Stated exercise: Tally up the lines where the string "java" appears; reply with the number only.

(Stored data entries)
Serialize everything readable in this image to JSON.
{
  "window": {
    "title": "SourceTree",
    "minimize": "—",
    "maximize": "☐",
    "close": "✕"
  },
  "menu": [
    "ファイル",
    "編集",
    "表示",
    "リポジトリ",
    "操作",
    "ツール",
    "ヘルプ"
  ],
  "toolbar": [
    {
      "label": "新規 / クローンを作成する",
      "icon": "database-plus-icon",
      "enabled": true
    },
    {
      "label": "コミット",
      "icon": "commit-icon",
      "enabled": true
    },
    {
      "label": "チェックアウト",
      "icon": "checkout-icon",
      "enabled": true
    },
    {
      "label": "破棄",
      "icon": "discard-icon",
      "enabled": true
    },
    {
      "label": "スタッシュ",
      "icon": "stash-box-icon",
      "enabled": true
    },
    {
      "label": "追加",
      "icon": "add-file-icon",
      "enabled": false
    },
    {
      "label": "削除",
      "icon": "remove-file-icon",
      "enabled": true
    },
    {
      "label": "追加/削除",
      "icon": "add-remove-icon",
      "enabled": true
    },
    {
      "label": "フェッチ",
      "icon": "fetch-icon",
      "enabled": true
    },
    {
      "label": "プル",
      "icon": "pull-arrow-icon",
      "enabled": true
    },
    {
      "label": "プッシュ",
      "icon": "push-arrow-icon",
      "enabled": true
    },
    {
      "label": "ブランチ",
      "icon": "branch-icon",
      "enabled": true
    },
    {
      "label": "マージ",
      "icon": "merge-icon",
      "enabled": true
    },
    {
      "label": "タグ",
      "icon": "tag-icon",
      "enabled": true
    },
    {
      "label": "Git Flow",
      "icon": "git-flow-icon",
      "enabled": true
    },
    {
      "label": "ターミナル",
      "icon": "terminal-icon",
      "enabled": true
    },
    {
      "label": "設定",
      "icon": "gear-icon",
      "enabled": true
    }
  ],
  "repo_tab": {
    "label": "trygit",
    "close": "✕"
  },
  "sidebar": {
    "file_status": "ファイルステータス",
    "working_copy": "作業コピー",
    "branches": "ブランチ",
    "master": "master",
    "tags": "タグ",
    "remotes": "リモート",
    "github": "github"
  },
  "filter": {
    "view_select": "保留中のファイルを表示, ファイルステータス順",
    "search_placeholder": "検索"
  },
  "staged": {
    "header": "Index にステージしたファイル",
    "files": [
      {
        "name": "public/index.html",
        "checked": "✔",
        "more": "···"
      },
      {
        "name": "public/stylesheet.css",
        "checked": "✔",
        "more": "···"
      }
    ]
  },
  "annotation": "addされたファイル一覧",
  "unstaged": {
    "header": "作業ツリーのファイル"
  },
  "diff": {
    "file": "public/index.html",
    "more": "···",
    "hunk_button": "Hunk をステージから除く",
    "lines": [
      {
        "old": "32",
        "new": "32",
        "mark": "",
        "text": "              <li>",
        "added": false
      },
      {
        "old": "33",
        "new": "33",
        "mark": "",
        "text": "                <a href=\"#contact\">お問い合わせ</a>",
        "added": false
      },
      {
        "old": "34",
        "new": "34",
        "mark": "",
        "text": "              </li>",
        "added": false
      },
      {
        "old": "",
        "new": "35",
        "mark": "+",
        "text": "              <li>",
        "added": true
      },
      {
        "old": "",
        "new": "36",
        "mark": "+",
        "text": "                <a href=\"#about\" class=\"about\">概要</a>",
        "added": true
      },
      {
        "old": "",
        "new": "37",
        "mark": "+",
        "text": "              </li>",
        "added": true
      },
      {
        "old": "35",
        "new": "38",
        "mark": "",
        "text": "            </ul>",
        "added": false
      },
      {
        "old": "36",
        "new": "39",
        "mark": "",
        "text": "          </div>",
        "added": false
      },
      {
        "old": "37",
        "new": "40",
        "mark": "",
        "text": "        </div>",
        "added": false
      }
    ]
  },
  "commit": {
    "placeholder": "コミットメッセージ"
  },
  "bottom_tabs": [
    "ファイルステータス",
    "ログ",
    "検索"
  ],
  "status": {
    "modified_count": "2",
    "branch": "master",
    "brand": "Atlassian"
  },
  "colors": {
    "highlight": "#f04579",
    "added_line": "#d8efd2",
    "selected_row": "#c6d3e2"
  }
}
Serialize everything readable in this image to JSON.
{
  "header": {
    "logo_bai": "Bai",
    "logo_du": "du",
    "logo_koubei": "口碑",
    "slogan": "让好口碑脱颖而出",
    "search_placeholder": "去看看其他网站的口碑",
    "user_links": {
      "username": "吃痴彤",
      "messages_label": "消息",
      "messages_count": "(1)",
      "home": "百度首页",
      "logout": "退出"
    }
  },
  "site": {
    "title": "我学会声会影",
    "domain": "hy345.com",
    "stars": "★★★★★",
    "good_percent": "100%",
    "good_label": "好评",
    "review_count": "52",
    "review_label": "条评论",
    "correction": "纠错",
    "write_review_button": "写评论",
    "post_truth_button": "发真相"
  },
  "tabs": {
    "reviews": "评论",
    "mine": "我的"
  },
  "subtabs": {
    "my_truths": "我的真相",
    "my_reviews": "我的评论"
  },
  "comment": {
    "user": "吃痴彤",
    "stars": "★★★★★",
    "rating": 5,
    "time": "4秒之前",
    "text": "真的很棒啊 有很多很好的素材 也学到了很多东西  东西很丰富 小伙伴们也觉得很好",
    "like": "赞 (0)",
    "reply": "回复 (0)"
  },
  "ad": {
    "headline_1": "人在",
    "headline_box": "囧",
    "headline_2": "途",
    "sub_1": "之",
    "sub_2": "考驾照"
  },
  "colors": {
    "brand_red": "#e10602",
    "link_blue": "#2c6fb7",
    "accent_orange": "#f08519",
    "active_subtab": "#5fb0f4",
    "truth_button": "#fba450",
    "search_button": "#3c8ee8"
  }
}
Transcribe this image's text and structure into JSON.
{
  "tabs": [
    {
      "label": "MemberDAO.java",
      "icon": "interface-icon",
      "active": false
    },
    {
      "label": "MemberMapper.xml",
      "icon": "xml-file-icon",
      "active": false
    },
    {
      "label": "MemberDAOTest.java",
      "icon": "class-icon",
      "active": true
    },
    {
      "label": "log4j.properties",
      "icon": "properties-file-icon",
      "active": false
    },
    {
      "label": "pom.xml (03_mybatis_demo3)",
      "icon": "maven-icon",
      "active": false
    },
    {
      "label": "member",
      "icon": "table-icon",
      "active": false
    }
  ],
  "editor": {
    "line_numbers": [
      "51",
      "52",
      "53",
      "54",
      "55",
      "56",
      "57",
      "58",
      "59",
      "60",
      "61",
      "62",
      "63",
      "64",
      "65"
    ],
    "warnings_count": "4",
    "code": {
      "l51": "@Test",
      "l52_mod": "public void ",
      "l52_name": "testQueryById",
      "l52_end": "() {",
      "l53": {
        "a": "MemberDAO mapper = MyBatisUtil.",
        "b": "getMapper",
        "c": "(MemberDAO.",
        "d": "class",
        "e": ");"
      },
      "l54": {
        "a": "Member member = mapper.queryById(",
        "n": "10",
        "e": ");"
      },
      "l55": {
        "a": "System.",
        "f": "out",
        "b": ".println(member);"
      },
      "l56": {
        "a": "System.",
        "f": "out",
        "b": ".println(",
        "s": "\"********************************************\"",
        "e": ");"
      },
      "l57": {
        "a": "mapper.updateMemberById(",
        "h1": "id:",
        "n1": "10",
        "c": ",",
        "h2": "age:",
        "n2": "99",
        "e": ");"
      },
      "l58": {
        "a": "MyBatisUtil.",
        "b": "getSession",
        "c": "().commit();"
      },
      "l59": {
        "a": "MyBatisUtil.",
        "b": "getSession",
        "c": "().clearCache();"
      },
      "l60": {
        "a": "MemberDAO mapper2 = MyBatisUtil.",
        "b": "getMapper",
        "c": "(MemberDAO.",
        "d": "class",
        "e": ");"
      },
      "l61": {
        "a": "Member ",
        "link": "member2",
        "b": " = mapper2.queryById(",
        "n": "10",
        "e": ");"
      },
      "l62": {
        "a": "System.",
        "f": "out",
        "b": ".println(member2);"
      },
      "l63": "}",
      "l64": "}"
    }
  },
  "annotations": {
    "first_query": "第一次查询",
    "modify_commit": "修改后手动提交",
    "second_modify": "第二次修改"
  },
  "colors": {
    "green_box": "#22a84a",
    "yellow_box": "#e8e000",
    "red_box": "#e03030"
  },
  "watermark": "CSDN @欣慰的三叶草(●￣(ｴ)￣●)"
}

Full answer: 2